((
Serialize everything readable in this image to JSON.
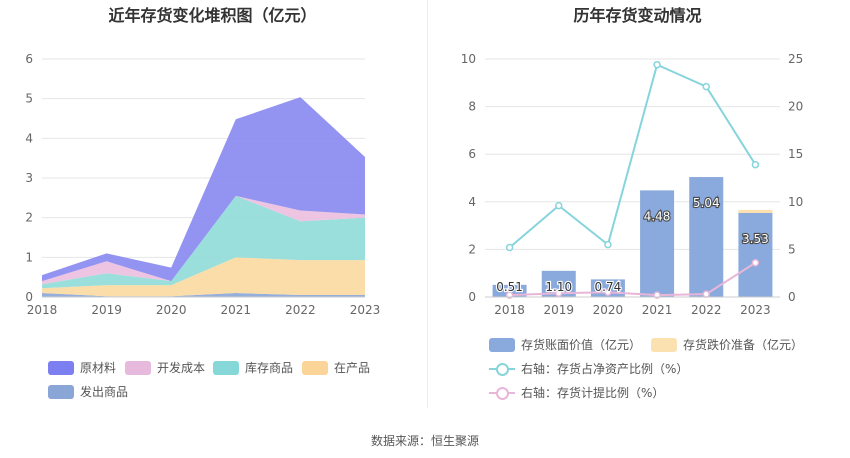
{
  "left_chart": {
    "title": "近年存货变化堆积图（亿元）",
    "chart_data": {
      "type": "area",
      "stacked": true,
      "categories": [
        "2018",
        "2019",
        "2020",
        "2021",
        "2022",
        "2023"
      ],
      "y_ticks": [
        "0",
        "1",
        "2",
        "3",
        "4",
        "5",
        "6"
      ],
      "ylim": [
        0,
        6
      ],
      "series": [
        {
          "name": "发出商品",
          "color": "#8aa6d6",
          "values": [
            0.1,
            0.02,
            0.02,
            0.1,
            0.05,
            0.05
          ]
        },
        {
          "name": "在产品",
          "color": "#fad9a0",
          "values": [
            0.12,
            0.28,
            0.28,
            0.9,
            0.88,
            0.88
          ]
        },
        {
          "name": "库存商品",
          "color": "#8fdcd8",
          "values": [
            0.1,
            0.3,
            0.1,
            1.55,
            0.98,
            1.07
          ]
        },
        {
          "name": "开发成本",
          "color": "#ebbfdf",
          "values": [
            0.08,
            0.3,
            0.0,
            0.0,
            0.27,
            0.08
          ]
        },
        {
          "name": "原材料",
          "color": "#8787f0",
          "values": [
            0.15,
            0.2,
            0.34,
            1.93,
            2.86,
            1.45
          ]
        }
      ],
      "legend_position": "bottom",
      "grid": true
    },
    "legend": [
      {
        "label": "原材料",
        "color": "#7b7ff0"
      },
      {
        "label": "开发成本",
        "color": "#e7b9dc"
      },
      {
        "label": "库存商品",
        "color": "#86d8d8"
      },
      {
        "label": "在产品",
        "color": "#fad597"
      },
      {
        "label": "发出商品",
        "color": "#8aa6d6"
      }
    ]
  },
  "right_chart": {
    "title": "历年存货变动情况",
    "chart_data": {
      "type": "bar",
      "categories": [
        "2018",
        "2019",
        "2020",
        "2021",
        "2022",
        "2023"
      ],
      "left_y_ticks": [
        "0",
        "2",
        "4",
        "6",
        "8",
        "10"
      ],
      "right_y_ticks": [
        "0",
        "5",
        "10",
        "15",
        "20",
        "25"
      ],
      "ylim_left": [
        0,
        10
      ],
      "ylim_right": [
        0,
        25
      ],
      "series": [
        {
          "name": "存货账面价值（亿元）",
          "type": "bar",
          "axis": "left",
          "color": "#8aa9dc",
          "values": [
            0.51,
            1.1,
            0.74,
            4.48,
            5.04,
            3.53
          ],
          "labels": [
            "0.51",
            "1.10",
            "0.74",
            "4.48",
            "5.04",
            "3.53"
          ]
        },
        {
          "name": "存货跌价准备（亿元）",
          "type": "bar",
          "axis": "left",
          "color": "#fbe0b0",
          "values": [
            0.0,
            0.0,
            0.0,
            0.0,
            0.0,
            0.13
          ]
        },
        {
          "name": "右轴：存货占净资产比例（%）",
          "type": "line",
          "axis": "right",
          "color": "#86d4dc",
          "values": [
            5.2,
            9.6,
            5.5,
            24.4,
            22.1,
            13.9
          ]
        },
        {
          "name": "右轴：存货计提比例（%）",
          "type": "line",
          "axis": "right",
          "color": "#e8b6d8",
          "values": [
            0.2,
            0.4,
            0.5,
            0.2,
            0.3,
            3.6
          ]
        }
      ],
      "grid": true
    },
    "legend": [
      {
        "label": "存货账面价值（亿元）",
        "color": "#8aa9dc",
        "kind": "bar"
      },
      {
        "label": "存货跌价准备（亿元）",
        "color": "#fbe0b0",
        "kind": "bar"
      },
      {
        "label": "右轴：存货占净资产比例（%）",
        "color": "#86d4dc",
        "kind": "line"
      },
      {
        "label": "右轴：存货计提比例（%）",
        "color": "#e8b6d8",
        "kind": "line"
      }
    ]
  },
  "footer": {
    "source": "数据来源：恒生聚源"
  }
}
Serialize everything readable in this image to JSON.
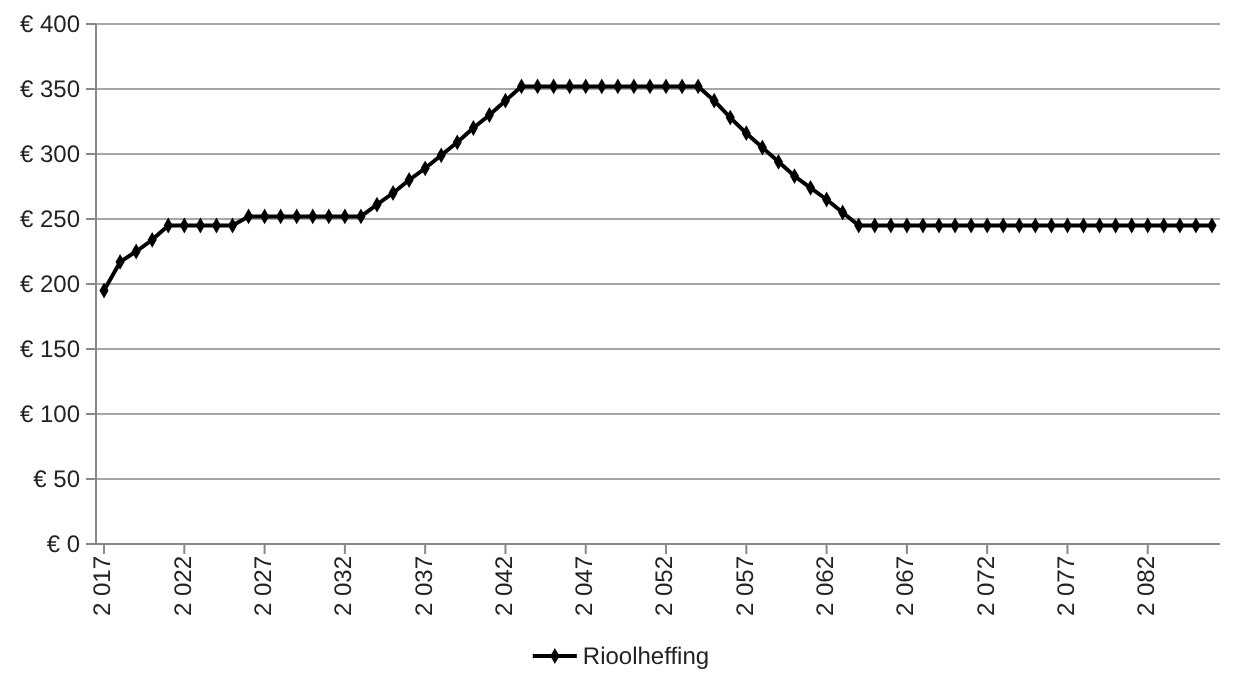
{
  "chart_data": {
    "type": "line",
    "categories": [
      "2 017",
      null,
      null,
      null,
      null,
      "2 022",
      null,
      null,
      null,
      null,
      "2 027",
      null,
      null,
      null,
      null,
      "2 032",
      null,
      null,
      null,
      null,
      "2 037",
      null,
      null,
      null,
      null,
      "2 042",
      null,
      null,
      null,
      null,
      "2 047",
      null,
      null,
      null,
      null,
      "2 052",
      null,
      null,
      null,
      null,
      "2 057",
      null,
      null,
      null,
      null,
      "2 062",
      null,
      null,
      null,
      null,
      "2 067",
      null,
      null,
      null,
      null,
      "2 072",
      null,
      null,
      null,
      null,
      "2 077",
      null,
      null,
      null,
      null,
      "2 082",
      null,
      null,
      null,
      null
    ],
    "series": [
      {
        "name": "Rioolheffing",
        "color": "#000000",
        "values": [
          195,
          217,
          225,
          234,
          245,
          245,
          245,
          245,
          245,
          252,
          252,
          252,
          252,
          252,
          252,
          252,
          252,
          261,
          270,
          280,
          289,
          299,
          309,
          320,
          330,
          341,
          352,
          352,
          352,
          352,
          352,
          352,
          352,
          352,
          352,
          352,
          352,
          352,
          341,
          328,
          316,
          305,
          294,
          283,
          274,
          265,
          255,
          245,
          245,
          245,
          245,
          245,
          245,
          245,
          245,
          245,
          245,
          245,
          245,
          245,
          245,
          245,
          245,
          245,
          245,
          245,
          245,
          245,
          245,
          245
        ]
      }
    ],
    "ylim": [
      0,
      400
    ],
    "yticks": [
      {
        "value": 0,
        "label": "€ 0"
      },
      {
        "value": 50,
        "label": "€ 50"
      },
      {
        "value": 100,
        "label": "€ 100"
      },
      {
        "value": 150,
        "label": "€ 150"
      },
      {
        "value": 200,
        "label": "€ 200"
      },
      {
        "value": 250,
        "label": "€ 250"
      },
      {
        "value": 300,
        "label": "€ 300"
      },
      {
        "value": 350,
        "label": "€ 350"
      },
      {
        "value": 400,
        "label": "€ 400"
      }
    ],
    "grid": "y",
    "legend": "bottom",
    "marker": "diamond",
    "line_style": "solid"
  }
}
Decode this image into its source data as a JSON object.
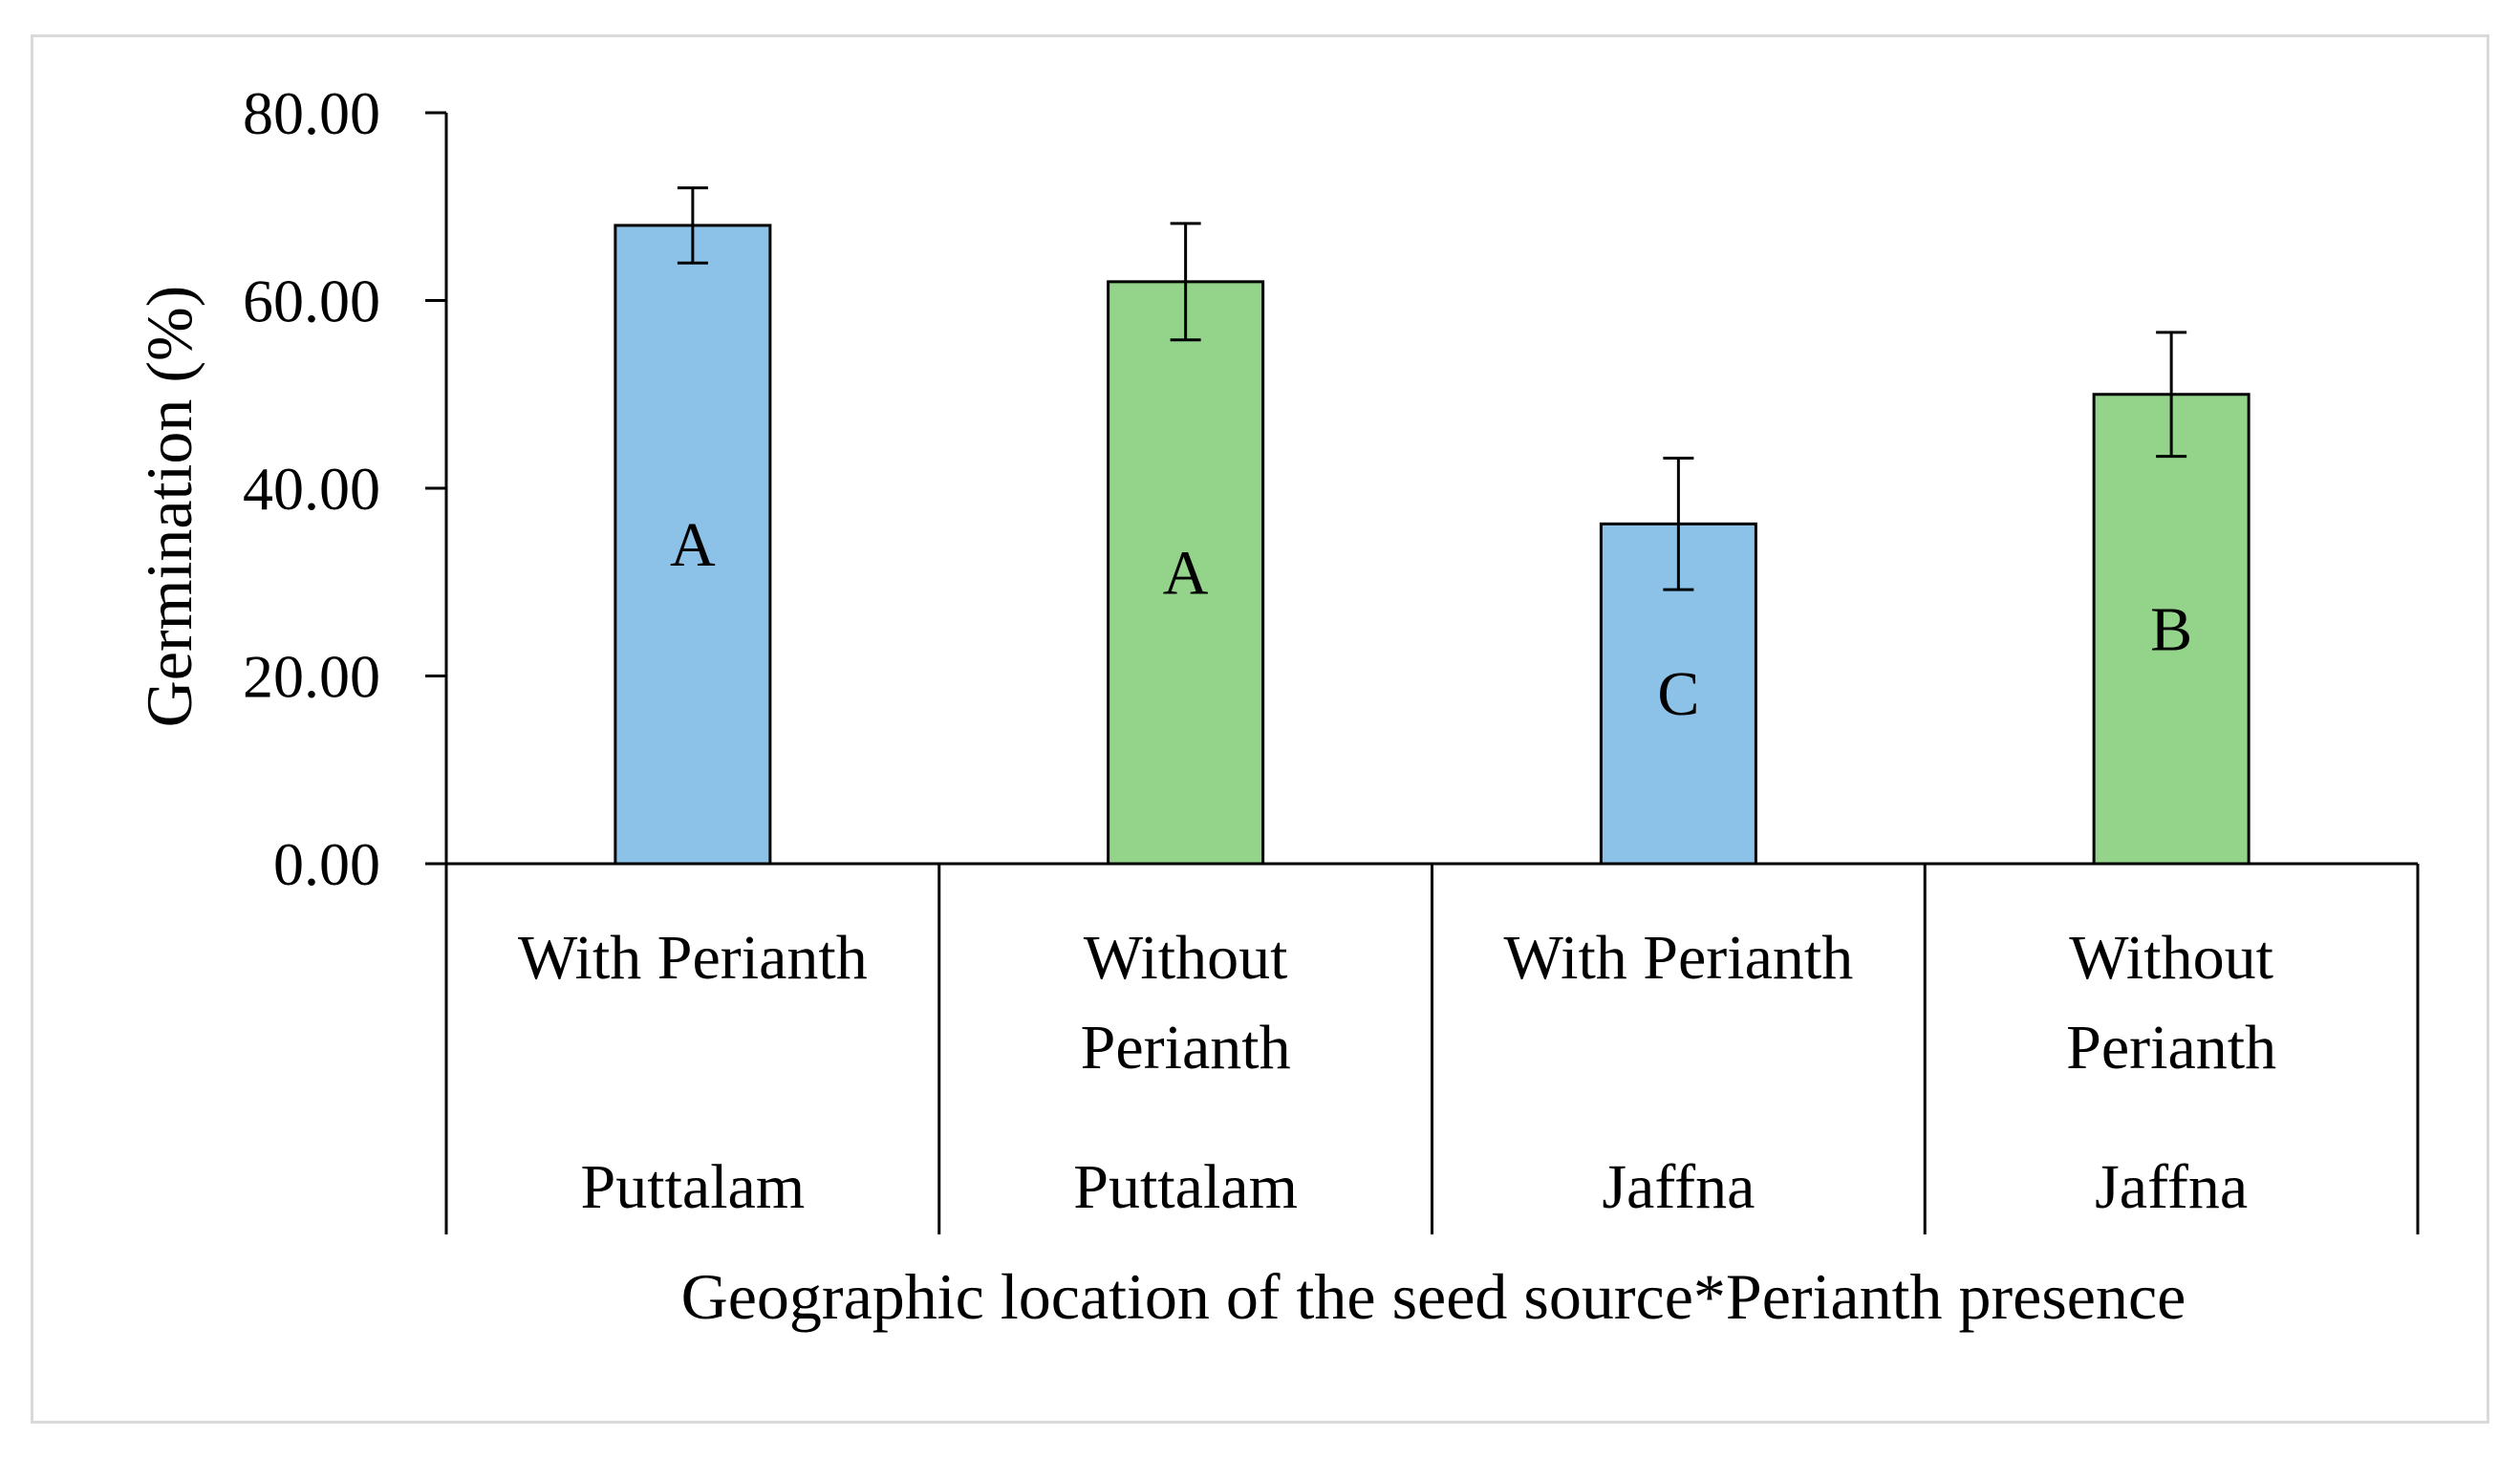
{
  "chart_data": {
    "type": "bar",
    "ylabel": "Germination (%)",
    "xlabel": "Geographic location of the seed source*Periant h presence",
    "ylim": [
      0,
      80
    ],
    "yticks": [
      "0.00",
      "20.00",
      "40.00",
      "60.00",
      "80.00"
    ],
    "grid": false,
    "legend": "none",
    "bars": [
      {
        "category": [
          "With Perianth"
        ],
        "group": "Puttalam",
        "value": 68.0,
        "error": 4.0,
        "letter": "A",
        "color": "#8cc2e8"
      },
      {
        "category": [
          "Without",
          "Perianth"
        ],
        "group": "Puttalam",
        "value": 62.0,
        "error": 6.2,
        "letter": "A",
        "color": "#93d38a"
      },
      {
        "category": [
          "With Perianth"
        ],
        "group": "Jaffna",
        "value": 36.2,
        "error": 7.0,
        "letter": "C",
        "color": "#8cc2e8"
      },
      {
        "category": [
          "Without",
          "Perianth"
        ],
        "group": "Jaffna",
        "value": 50.0,
        "error": 6.6,
        "letter": "B",
        "color": "#93d38a"
      }
    ]
  }
}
))
> PROBLEM REQUIREMENTS
Report every line containing the word "name" from the listing above.

> FINAL RESULT
          "name": "发出商品",
          "name": "在产品",
          "name": "库存商品",
          "name": "开发成本",
          "name": "原材料",
          "name": "存货账面价值（亿元）",
          "name": "存货跌价准备（亿元）",
          "name": "右轴：存货占净资产比例（%）",
          "name": "右轴：存货计提比例（%）",
        "name": "Rioolheffing",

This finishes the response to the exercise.